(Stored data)
§
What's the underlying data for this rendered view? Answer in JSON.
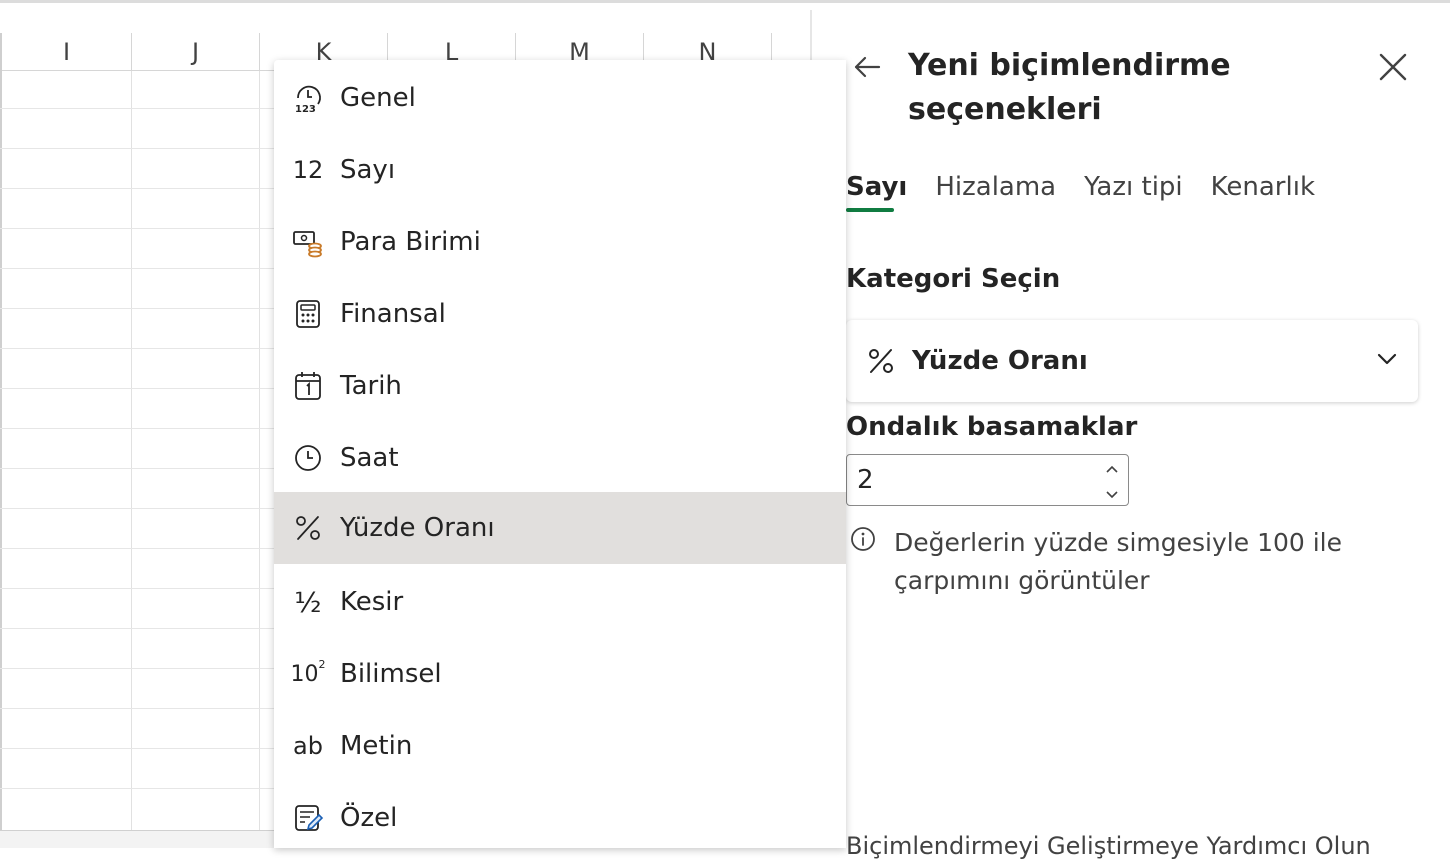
{
  "sheet": {
    "columns": [
      "I",
      "J",
      "K",
      "L",
      "M",
      "N"
    ]
  },
  "dropdown": {
    "items": [
      {
        "label": "Genel",
        "icon": "general-format-icon"
      },
      {
        "label": "Sayı",
        "icon": "number-format-icon"
      },
      {
        "label": "Para Birimi",
        "icon": "currency-icon"
      },
      {
        "label": "Finansal",
        "icon": "calculator-icon"
      },
      {
        "label": "Tarih",
        "icon": "calendar-icon"
      },
      {
        "label": "Saat",
        "icon": "clock-icon"
      },
      {
        "label": "Yüzde Oranı",
        "icon": "percent-icon",
        "selected": true
      },
      {
        "label": "Kesir",
        "icon": "fraction-icon"
      },
      {
        "label": "Bilimsel",
        "icon": "scientific-icon"
      },
      {
        "label": "Metin",
        "icon": "text-format-icon"
      },
      {
        "label": "Özel",
        "icon": "custom-format-icon"
      }
    ],
    "number_icon_text": "12",
    "fraction_icon_text": "½",
    "scientific_icon_base": "10",
    "scientific_icon_exp": "2",
    "text_icon_text": "ab",
    "general_icon_text": "123"
  },
  "panel": {
    "title": "Yeni biçimlendirme seçenekleri",
    "tabs": [
      {
        "label": "Sayı",
        "active": true
      },
      {
        "label": "Hizalama"
      },
      {
        "label": "Yazı tipi"
      },
      {
        "label": "Kenarlık"
      }
    ],
    "category_label": "Kategori Seçin",
    "category_value": "Yüzde Oranı",
    "decimal_label": "Ondalık basamaklar",
    "decimal_value": "2",
    "info_text": "Değerlerin yüzde simgesiyle 100 ile çarpımını görüntüler",
    "footer_text": "Biçimlendirmeyi Geliştirmeye Yardımcı Olun"
  },
  "colors": {
    "accent": "#107c41",
    "selected_bg": "#e1dfdd",
    "currency_coin": "#c97b2a"
  }
}
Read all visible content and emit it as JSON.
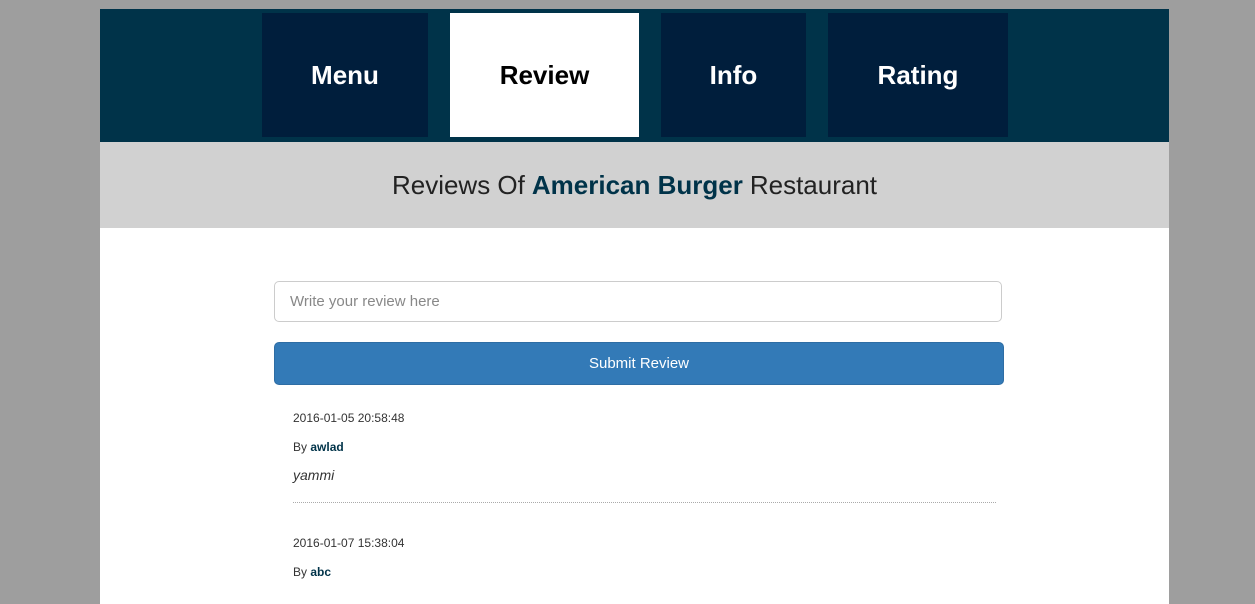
{
  "nav": {
    "tabs": [
      {
        "label": "Menu",
        "active": false
      },
      {
        "label": "Review",
        "active": true
      },
      {
        "label": "Info",
        "active": false
      },
      {
        "label": "Rating",
        "active": false
      }
    ]
  },
  "title": {
    "prefix": "Reviews Of",
    "restaurant": "American Burger",
    "suffix": "Restaurant"
  },
  "review_form": {
    "placeholder": "Write your review here",
    "submit_label": "Submit Review"
  },
  "reviews": [
    {
      "date": "2016-01-05 20:58:48",
      "by_label": "By",
      "author": "awlad",
      "text": "yammi"
    },
    {
      "date": "2016-01-07 15:38:04",
      "by_label": "By",
      "author": "abc",
      "text": ""
    }
  ],
  "colors": {
    "nav_bg": "#003349",
    "tab_bg": "#001e3c",
    "accent": "#003349",
    "button": "#337ab7",
    "band": "#d1d1d1",
    "backdrop": "#9e9e9e"
  }
}
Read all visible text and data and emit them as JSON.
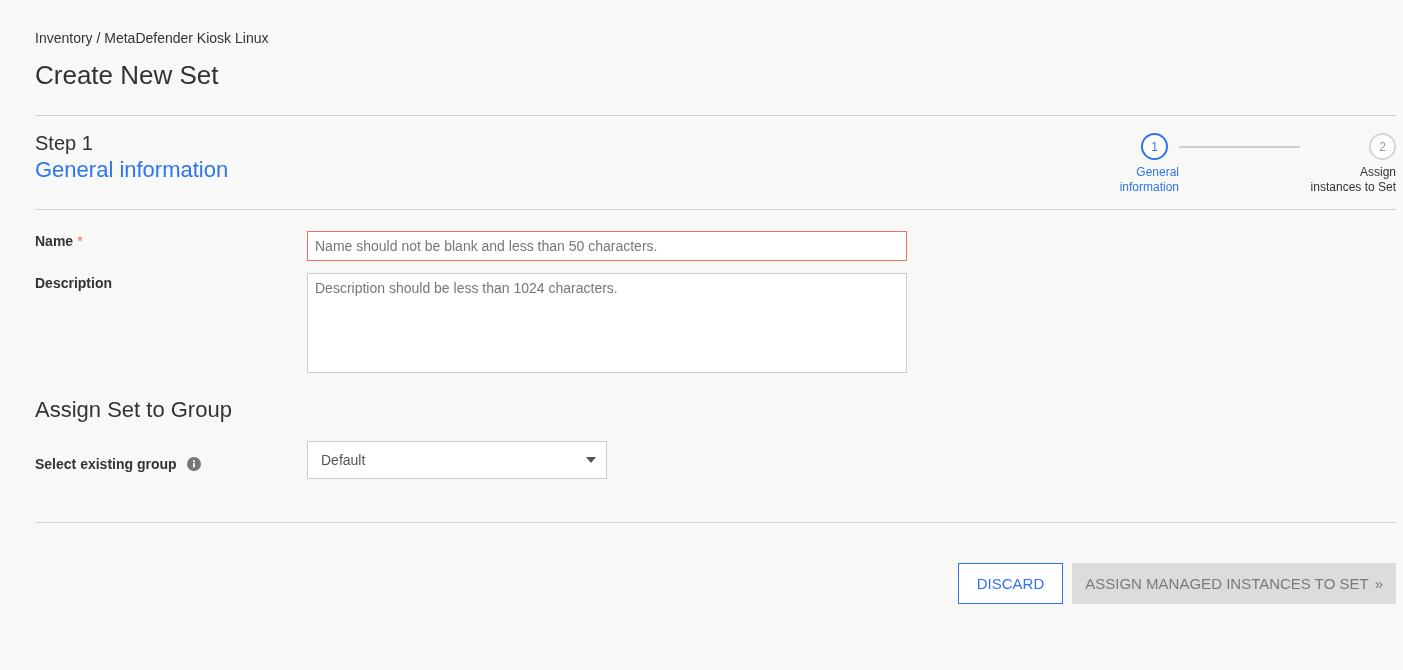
{
  "breadcrumb": "Inventory / MetaDefender Kiosk Linux",
  "title": "Create New Set",
  "step": {
    "label": "Step 1",
    "name": "General information"
  },
  "stepper": [
    {
      "number": "1",
      "label": "General information",
      "selected": true
    },
    {
      "number": "2",
      "label": "Assign instances to Set",
      "selected": false
    }
  ],
  "fields": [
    {
      "kind": "input",
      "label": "Name",
      "required_mark": "*",
      "placeholder": "Name should not be blank and less than 50 characters.",
      "error": true
    },
    {
      "kind": "textarea",
      "label": "Description",
      "placeholder": "Description should be less than 1024 characters.",
      "error": false
    }
  ],
  "group_section": {
    "title": "Assign Set to Group",
    "label": "Select existing group",
    "value": "Default"
  },
  "buttons": [
    {
      "label": "DISCARD",
      "disabled": false,
      "kind": "outline"
    },
    {
      "label": "ASSIGN MANAGED INSTANCES TO SET",
      "icon": "»",
      "disabled": true,
      "kind": "primary"
    }
  ]
}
§
Your copy should hold every record word for word and none of the pictures.

SOLVED PROBLEM:
What's the underlying data for this rendered view? Answer in JSON.
{
  "sheet": {
    "columns": [
      "I",
      "J",
      "K",
      "L",
      "M",
      "N"
    ]
  },
  "dropdown": {
    "items": [
      {
        "label": "Genel",
        "icon": "general-format-icon"
      },
      {
        "label": "Sayı",
        "icon": "number-format-icon"
      },
      {
        "label": "Para Birimi",
        "icon": "currency-icon"
      },
      {
        "label": "Finansal",
        "icon": "calculator-icon"
      },
      {
        "label": "Tarih",
        "icon": "calendar-icon"
      },
      {
        "label": "Saat",
        "icon": "clock-icon"
      },
      {
        "label": "Yüzde Oranı",
        "icon": "percent-icon",
        "selected": true
      },
      {
        "label": "Kesir",
        "icon": "fraction-icon"
      },
      {
        "label": "Bilimsel",
        "icon": "scientific-icon"
      },
      {
        "label": "Metin",
        "icon": "text-format-icon"
      },
      {
        "label": "Özel",
        "icon": "custom-format-icon"
      }
    ],
    "number_icon_text": "12",
    "fraction_icon_text": "½",
    "scientific_icon_base": "10",
    "scientific_icon_exp": "2",
    "text_icon_text": "ab",
    "general_icon_text": "123"
  },
  "panel": {
    "title": "Yeni biçimlendirme seçenekleri",
    "tabs": [
      {
        "label": "Sayı",
        "active": true
      },
      {
        "label": "Hizalama"
      },
      {
        "label": "Yazı tipi"
      },
      {
        "label": "Kenarlık"
      }
    ],
    "category_label": "Kategori Seçin",
    "category_value": "Yüzde Oranı",
    "decimal_label": "Ondalık basamaklar",
    "decimal_value": "2",
    "info_text": "Değerlerin yüzde simgesiyle 100 ile çarpımını görüntüler",
    "footer_text": "Biçimlendirmeyi Geliştirmeye Yardımcı Olun"
  },
  "colors": {
    "accent": "#107c41",
    "selected_bg": "#e1dfdd",
    "currency_coin": "#c97b2a"
  }
}
Read all visible content and emit it as JSON.
{
  "nav": {
    "tabs": [
      {
        "label": "Menu",
        "active": false
      },
      {
        "label": "Review",
        "active": true
      },
      {
        "label": "Info",
        "active": false
      },
      {
        "label": "Rating",
        "active": false
      }
    ]
  },
  "title": {
    "prefix": "Reviews Of",
    "restaurant": "American Burger",
    "suffix": "Restaurant"
  },
  "review_form": {
    "placeholder": "Write your review here",
    "submit_label": "Submit Review"
  },
  "reviews": [
    {
      "date": "2016-01-05 20:58:48",
      "by_label": "By",
      "author": "awlad",
      "text": "yammi"
    },
    {
      "date": "2016-01-07 15:38:04",
      "by_label": "By",
      "author": "abc",
      "text": ""
    }
  ],
  "colors": {
    "nav_bg": "#003349",
    "tab_bg": "#001e3c",
    "accent": "#003349",
    "button": "#337ab7",
    "band": "#d1d1d1",
    "backdrop": "#9e9e9e"
  }
}
Read all visible text and data and emit them as JSON.
{
  "breadcrumb": "Inventory / MetaDefender Kiosk Linux",
  "title": "Create New Set",
  "step": {
    "label": "Step 1",
    "name": "General information"
  },
  "stepper": [
    {
      "number": "1",
      "label": "General information",
      "selected": true
    },
    {
      "number": "2",
      "label": "Assign instances to Set",
      "selected": false
    }
  ],
  "fields": [
    {
      "kind": "input",
      "label": "Name",
      "required_mark": "*",
      "placeholder": "Name should not be blank and less than 50 characters.",
      "error": true
    },
    {
      "kind": "textarea",
      "label": "Description",
      "placeholder": "Description should be less than 1024 characters.",
      "error": false
    }
  ],
  "group_section": {
    "title": "Assign Set to Group",
    "label": "Select existing group",
    "value": "Default"
  },
  "buttons": [
    {
      "label": "DISCARD",
      "disabled": false,
      "kind": "outline"
    },
    {
      "label": "ASSIGN MANAGED INSTANCES TO SET",
      "icon": "»",
      "disabled": true,
      "kind": "primary"
    }
  ]
}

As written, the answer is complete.